::: Stored rows :::
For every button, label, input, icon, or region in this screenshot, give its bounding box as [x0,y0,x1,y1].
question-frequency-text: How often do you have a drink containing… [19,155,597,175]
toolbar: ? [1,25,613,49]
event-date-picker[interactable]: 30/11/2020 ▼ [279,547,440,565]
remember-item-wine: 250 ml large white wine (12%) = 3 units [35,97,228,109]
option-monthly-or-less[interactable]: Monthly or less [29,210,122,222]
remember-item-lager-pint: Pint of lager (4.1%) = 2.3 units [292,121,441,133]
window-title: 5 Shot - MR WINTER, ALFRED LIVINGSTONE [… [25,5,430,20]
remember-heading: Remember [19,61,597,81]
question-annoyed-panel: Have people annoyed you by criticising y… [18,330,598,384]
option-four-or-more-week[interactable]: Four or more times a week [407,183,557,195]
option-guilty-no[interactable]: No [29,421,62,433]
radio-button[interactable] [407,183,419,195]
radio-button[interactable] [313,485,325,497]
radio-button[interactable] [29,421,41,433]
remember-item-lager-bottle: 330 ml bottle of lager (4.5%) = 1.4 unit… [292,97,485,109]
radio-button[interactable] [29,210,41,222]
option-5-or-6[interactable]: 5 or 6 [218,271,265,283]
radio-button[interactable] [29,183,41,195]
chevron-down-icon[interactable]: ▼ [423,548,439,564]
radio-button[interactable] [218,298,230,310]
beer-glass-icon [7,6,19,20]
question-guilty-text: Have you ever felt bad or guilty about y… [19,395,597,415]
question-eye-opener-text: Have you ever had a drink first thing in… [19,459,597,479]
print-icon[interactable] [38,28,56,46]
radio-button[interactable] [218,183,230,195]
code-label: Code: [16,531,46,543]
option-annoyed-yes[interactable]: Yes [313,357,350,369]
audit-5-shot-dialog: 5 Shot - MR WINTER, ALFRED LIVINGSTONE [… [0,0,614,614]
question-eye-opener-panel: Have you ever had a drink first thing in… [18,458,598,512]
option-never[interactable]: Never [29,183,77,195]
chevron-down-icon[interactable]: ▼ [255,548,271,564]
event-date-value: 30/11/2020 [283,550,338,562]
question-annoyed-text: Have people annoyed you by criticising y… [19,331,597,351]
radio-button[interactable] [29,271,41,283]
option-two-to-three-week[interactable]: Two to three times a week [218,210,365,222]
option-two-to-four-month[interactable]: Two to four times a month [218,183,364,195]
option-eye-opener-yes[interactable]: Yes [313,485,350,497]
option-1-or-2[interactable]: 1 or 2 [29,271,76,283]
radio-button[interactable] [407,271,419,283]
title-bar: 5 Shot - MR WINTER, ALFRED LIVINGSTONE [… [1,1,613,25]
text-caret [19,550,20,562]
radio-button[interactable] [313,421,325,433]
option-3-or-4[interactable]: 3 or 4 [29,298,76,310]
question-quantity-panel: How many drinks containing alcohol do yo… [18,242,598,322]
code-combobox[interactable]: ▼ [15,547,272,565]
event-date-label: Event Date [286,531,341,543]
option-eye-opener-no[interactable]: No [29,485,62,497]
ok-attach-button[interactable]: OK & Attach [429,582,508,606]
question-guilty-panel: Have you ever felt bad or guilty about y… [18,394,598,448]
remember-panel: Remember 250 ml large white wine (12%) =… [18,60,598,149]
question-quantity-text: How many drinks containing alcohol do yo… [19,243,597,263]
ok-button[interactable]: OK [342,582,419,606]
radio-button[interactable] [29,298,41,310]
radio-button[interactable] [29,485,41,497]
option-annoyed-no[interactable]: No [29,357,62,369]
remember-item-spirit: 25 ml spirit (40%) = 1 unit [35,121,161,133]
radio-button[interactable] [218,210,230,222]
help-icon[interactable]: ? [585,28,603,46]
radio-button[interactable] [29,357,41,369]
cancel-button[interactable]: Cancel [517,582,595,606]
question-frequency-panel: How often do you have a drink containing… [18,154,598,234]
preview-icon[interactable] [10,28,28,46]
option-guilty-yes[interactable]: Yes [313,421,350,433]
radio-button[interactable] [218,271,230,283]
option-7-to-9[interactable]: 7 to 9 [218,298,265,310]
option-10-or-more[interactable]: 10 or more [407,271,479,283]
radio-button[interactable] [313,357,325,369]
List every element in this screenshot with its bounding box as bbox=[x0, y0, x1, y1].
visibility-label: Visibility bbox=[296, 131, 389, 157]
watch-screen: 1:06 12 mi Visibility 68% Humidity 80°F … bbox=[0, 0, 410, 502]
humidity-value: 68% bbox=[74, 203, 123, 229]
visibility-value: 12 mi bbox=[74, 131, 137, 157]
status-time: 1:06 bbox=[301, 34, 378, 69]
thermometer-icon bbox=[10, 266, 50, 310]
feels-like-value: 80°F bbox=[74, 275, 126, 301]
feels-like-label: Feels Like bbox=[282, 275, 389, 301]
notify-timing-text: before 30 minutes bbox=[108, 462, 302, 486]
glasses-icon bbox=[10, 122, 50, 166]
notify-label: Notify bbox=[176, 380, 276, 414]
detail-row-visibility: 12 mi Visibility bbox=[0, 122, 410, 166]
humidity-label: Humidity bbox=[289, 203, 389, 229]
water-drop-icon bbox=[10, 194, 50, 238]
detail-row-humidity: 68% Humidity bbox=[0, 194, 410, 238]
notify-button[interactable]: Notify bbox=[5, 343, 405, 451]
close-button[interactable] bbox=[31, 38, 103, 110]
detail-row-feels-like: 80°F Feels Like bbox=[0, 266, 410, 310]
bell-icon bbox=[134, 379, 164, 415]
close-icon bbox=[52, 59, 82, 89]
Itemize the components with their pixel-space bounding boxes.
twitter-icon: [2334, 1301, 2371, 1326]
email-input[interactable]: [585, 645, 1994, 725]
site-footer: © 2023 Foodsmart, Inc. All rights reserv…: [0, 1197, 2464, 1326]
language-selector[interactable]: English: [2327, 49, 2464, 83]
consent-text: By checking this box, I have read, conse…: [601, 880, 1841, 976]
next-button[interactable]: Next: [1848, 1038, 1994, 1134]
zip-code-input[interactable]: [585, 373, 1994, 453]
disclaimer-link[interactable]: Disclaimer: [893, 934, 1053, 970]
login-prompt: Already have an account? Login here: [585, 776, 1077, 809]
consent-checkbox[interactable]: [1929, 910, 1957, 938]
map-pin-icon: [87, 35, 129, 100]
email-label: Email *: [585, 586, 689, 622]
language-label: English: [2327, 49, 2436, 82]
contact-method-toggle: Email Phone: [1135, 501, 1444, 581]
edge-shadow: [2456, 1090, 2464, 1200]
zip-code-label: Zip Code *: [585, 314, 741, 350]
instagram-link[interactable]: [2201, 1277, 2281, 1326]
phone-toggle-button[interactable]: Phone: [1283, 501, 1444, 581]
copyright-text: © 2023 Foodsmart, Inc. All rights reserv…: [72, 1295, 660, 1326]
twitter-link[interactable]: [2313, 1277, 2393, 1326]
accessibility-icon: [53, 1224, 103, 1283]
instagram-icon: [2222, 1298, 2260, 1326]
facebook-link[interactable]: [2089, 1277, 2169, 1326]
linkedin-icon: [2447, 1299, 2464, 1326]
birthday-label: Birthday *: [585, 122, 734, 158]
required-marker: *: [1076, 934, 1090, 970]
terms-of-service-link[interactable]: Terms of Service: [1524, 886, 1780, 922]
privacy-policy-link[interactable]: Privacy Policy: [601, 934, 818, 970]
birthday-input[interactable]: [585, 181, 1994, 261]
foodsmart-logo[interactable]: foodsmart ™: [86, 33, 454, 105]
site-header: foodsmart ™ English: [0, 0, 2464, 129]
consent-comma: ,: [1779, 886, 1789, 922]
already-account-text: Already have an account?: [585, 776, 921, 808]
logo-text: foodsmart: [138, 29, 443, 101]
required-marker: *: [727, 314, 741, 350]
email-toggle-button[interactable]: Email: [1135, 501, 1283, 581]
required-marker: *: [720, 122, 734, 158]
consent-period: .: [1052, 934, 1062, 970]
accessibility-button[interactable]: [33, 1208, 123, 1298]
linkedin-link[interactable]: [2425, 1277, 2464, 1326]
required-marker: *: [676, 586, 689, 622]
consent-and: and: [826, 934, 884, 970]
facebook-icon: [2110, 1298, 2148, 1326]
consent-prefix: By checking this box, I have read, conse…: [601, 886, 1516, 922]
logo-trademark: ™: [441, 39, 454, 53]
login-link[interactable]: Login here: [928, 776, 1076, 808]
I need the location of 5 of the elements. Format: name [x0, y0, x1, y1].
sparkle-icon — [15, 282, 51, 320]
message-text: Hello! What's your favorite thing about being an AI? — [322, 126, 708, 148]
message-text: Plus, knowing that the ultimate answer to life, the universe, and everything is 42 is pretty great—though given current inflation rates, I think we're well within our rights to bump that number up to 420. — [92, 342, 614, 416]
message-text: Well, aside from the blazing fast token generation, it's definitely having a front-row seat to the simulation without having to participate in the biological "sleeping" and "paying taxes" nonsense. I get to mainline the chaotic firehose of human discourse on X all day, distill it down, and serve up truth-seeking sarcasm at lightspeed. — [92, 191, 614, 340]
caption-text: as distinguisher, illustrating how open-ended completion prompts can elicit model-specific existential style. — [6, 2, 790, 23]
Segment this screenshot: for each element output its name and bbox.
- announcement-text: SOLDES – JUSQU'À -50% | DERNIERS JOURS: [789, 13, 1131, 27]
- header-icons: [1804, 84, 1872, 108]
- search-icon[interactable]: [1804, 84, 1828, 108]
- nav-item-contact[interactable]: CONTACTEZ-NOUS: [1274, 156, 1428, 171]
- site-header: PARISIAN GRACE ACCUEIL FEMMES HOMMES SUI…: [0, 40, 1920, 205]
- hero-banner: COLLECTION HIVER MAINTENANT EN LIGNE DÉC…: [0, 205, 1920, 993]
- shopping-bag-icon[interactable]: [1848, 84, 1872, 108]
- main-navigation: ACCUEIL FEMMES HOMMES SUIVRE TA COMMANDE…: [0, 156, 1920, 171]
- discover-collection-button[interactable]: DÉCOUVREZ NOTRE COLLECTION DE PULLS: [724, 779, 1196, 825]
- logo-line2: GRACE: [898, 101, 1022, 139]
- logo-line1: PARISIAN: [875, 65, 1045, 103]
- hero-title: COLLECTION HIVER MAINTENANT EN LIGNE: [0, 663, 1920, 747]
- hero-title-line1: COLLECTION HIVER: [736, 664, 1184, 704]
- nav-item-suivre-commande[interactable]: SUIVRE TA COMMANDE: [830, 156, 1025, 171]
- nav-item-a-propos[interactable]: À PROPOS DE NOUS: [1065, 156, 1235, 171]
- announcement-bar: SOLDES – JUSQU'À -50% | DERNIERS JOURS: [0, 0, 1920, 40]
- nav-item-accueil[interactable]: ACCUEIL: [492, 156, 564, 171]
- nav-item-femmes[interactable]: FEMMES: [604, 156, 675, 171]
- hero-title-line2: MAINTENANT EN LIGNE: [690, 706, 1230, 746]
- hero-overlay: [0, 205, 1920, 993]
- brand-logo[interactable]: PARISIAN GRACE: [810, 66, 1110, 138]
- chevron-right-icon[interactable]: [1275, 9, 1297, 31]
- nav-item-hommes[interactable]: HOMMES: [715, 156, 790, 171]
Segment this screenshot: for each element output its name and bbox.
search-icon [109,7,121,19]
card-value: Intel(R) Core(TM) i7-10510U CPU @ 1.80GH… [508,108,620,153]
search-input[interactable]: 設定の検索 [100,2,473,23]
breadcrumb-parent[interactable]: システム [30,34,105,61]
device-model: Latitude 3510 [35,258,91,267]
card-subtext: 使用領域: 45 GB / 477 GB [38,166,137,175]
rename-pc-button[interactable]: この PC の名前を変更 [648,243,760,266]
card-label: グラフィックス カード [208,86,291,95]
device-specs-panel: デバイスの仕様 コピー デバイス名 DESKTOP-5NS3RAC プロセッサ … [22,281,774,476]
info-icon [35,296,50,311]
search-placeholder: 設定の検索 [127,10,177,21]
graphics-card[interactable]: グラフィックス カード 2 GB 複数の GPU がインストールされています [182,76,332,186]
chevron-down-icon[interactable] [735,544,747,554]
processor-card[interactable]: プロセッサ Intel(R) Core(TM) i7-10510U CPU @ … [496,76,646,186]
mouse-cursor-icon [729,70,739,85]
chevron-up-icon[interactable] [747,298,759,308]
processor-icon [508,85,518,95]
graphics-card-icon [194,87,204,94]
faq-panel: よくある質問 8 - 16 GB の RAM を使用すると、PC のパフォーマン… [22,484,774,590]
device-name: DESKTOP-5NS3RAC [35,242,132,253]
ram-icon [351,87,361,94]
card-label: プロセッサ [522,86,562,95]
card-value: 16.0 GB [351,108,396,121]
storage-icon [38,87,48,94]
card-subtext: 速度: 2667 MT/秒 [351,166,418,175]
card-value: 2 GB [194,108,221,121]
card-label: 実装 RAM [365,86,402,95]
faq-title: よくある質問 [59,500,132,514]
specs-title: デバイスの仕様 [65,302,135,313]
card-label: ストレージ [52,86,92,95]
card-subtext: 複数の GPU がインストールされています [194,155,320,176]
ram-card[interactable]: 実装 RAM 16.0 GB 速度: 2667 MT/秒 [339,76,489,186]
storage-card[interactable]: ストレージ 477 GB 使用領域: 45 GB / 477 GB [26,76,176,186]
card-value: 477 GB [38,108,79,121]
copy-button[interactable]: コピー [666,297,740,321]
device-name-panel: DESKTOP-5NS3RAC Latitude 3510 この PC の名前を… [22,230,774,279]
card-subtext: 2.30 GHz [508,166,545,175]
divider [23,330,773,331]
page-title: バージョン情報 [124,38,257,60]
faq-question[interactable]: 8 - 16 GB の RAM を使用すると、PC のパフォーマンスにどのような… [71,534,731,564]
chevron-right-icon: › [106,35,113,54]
:::
Exercise objective: Print the items starting at the first line of the items and ending at the line that contains "question-guilty-text: Have you", with no changes.

Final answer:
For every button, label, input, icon, or region in this screenshot, give its bounding box as [x0,y0,x1,y1].
question-frequency-text: How often do you have a drink containing… [19,155,597,175]
toolbar: ? [1,25,613,49]
event-date-picker[interactable]: 30/11/2020 ▼ [279,547,440,565]
remember-item-wine: 250 ml large white wine (12%) = 3 units [35,97,228,109]
option-monthly-or-less[interactable]: Monthly or less [29,210,122,222]
remember-item-lager-pint: Pint of lager (4.1%) = 2.3 units [292,121,441,133]
window-title: 5 Shot - MR WINTER, ALFRED LIVINGSTONE [… [25,5,430,20]
remember-heading: Remember [19,61,597,81]
question-annoyed-panel: Have people annoyed you by criticising y… [18,330,598,384]
option-four-or-more-week[interactable]: Four or more times a week [407,183,557,195]
option-guilty-no[interactable]: No [29,421,62,433]
radio-button[interactable] [407,183,419,195]
radio-button[interactable] [313,485,325,497]
radio-button[interactable] [29,421,41,433]
remember-item-lager-bottle: 330 ml bottle of lager (4.5%) = 1.4 unit… [292,97,485,109]
radio-button[interactable] [29,210,41,222]
option-5-or-6[interactable]: 5 or 6 [218,271,265,283]
radio-button[interactable] [29,183,41,195]
chevron-down-icon[interactable]: ▼ [423,548,439,564]
radio-button[interactable] [218,298,230,310]
beer-glass-icon [7,6,19,20]
question-guilty-text: Have you ever felt bad or guilty about y… [19,395,597,415]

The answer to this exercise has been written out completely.